### DESCRIPTION OF THE TASK
Copy out each line that includes the word "verified".

BEGIN DATA EXTRACT

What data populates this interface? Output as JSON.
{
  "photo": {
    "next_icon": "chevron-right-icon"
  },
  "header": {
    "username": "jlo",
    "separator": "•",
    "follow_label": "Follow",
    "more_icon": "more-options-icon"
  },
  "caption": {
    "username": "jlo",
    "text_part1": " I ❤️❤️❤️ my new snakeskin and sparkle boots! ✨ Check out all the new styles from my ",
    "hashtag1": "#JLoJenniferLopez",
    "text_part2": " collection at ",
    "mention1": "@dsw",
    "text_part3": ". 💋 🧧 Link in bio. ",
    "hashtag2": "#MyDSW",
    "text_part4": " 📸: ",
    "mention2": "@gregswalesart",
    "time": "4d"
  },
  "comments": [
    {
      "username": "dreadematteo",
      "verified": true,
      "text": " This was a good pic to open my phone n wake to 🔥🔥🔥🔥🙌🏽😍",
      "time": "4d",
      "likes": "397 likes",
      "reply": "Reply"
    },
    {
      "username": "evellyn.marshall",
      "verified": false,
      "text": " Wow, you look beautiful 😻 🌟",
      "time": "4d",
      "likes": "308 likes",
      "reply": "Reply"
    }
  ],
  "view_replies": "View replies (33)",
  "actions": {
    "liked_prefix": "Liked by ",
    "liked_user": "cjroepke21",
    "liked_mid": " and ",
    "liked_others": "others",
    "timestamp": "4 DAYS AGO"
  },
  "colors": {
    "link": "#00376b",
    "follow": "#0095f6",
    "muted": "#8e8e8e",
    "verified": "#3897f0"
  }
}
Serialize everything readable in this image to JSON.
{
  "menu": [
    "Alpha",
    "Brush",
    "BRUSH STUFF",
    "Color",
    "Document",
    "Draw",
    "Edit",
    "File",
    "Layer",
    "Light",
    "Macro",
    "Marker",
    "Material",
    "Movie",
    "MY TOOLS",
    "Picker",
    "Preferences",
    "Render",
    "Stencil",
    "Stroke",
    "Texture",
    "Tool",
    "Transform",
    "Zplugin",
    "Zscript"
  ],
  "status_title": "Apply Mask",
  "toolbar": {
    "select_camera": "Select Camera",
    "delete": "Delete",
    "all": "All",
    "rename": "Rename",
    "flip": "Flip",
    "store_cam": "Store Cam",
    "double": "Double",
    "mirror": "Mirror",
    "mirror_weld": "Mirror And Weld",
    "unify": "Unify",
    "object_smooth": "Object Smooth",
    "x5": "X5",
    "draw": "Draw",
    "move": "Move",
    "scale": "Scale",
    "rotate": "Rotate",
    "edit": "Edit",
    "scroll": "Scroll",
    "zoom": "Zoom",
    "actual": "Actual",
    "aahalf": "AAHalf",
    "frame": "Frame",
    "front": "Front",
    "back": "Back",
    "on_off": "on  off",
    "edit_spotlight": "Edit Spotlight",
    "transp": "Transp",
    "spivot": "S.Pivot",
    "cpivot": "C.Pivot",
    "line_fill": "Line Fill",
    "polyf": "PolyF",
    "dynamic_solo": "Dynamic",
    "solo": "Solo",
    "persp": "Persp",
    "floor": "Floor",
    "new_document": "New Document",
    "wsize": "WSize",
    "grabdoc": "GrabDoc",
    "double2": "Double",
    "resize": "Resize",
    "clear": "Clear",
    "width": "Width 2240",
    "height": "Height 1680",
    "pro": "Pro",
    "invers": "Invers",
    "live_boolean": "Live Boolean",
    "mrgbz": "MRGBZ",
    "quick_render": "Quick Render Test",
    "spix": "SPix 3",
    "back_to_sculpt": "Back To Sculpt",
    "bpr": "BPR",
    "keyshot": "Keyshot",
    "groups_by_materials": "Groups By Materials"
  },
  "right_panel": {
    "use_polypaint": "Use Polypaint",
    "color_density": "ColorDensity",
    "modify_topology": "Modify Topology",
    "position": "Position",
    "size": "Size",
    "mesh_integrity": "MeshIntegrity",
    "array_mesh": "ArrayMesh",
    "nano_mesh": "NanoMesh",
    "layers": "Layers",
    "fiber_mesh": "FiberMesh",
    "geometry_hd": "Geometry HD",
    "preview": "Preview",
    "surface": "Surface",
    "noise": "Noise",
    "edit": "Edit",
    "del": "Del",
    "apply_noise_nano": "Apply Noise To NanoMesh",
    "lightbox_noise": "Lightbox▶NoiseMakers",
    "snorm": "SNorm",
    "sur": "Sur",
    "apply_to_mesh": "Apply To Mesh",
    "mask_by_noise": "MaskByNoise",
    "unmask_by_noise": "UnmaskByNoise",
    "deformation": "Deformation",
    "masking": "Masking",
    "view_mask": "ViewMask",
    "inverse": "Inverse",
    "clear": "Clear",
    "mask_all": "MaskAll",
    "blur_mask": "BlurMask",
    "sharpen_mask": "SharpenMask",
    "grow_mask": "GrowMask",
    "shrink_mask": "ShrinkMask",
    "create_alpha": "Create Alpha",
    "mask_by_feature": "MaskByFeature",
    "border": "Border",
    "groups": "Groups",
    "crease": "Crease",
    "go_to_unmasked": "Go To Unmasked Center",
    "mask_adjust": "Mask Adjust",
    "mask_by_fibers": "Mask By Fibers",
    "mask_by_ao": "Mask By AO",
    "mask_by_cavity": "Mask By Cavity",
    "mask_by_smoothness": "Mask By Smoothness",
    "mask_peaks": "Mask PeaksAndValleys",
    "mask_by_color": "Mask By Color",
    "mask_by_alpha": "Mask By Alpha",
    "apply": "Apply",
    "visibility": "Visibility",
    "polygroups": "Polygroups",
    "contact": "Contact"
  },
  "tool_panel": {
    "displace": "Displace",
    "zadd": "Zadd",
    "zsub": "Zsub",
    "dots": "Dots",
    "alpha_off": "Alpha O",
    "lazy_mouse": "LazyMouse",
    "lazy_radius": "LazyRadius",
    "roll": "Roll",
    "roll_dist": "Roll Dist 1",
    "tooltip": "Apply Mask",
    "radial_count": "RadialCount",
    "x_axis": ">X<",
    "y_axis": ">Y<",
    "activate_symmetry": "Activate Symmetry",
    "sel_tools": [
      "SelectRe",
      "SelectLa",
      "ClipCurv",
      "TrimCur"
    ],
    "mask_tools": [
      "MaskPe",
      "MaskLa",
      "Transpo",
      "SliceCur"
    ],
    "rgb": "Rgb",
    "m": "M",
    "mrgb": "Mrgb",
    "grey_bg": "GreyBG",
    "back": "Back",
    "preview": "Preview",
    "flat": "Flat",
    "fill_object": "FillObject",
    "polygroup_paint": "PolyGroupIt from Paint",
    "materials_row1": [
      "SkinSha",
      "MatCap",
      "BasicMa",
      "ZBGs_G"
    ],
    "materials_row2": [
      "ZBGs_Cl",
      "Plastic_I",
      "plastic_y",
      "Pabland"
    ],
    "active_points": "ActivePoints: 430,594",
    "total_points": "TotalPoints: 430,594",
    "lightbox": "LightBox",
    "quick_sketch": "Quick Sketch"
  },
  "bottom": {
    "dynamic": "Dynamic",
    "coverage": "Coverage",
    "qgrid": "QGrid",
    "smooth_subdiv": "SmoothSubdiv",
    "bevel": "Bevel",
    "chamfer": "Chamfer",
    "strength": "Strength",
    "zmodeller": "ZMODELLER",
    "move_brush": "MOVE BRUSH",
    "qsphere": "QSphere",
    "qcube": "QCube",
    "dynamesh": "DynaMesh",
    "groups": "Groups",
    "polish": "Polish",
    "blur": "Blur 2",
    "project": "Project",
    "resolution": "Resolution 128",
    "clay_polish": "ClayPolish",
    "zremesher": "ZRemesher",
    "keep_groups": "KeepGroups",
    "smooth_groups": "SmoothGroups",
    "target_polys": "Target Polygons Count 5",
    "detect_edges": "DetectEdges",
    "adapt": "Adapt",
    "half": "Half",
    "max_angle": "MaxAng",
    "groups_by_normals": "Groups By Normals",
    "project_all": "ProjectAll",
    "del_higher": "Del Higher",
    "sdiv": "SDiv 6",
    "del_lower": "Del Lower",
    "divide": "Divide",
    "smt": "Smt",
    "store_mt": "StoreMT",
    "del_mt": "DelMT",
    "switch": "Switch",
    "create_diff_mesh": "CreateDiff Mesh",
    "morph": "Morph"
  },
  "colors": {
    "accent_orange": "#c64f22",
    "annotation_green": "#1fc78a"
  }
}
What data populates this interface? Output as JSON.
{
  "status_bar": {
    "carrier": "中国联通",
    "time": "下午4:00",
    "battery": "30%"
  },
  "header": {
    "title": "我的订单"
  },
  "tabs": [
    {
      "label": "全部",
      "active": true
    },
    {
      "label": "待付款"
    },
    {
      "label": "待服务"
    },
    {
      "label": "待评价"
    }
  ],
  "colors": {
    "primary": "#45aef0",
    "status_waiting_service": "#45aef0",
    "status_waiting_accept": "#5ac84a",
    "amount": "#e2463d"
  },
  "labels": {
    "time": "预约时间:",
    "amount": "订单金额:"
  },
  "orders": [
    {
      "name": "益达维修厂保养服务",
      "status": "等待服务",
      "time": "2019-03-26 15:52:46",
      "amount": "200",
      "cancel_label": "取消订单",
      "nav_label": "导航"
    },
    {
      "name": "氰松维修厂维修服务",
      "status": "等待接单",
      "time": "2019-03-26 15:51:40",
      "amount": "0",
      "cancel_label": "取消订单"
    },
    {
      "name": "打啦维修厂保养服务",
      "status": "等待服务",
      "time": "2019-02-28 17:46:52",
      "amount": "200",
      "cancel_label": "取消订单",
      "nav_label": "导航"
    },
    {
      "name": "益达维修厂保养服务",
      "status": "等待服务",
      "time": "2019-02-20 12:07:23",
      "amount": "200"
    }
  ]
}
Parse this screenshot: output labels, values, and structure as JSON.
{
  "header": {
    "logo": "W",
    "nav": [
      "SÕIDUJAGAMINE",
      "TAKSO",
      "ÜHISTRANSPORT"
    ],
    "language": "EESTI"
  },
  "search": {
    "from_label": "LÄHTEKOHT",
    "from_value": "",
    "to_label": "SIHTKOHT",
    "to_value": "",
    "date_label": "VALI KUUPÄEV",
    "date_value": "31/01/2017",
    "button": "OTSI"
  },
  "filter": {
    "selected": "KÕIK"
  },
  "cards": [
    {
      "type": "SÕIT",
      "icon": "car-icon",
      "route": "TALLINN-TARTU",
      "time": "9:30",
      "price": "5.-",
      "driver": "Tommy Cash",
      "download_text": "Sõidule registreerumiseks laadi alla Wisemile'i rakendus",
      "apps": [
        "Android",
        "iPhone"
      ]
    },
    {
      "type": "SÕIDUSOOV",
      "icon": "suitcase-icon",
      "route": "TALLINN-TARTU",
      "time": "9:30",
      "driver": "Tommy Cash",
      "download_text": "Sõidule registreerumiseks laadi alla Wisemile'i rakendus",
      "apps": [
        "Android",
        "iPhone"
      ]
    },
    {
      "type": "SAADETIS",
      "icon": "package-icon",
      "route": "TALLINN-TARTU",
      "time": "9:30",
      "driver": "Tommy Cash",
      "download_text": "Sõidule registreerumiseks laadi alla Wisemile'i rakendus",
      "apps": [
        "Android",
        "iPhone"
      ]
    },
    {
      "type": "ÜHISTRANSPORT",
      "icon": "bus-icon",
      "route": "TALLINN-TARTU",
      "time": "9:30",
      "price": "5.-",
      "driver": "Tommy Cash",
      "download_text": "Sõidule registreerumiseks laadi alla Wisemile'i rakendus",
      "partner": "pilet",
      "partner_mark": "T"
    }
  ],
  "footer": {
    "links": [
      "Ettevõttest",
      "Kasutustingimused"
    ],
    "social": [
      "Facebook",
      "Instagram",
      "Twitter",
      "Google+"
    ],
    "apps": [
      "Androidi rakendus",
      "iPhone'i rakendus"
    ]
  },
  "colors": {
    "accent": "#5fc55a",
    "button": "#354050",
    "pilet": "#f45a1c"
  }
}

END DATA EXTRACT

### ANSWER FOR THE TASK
      "verified": true,
      "verified": false,
    "verified": "#3897f0"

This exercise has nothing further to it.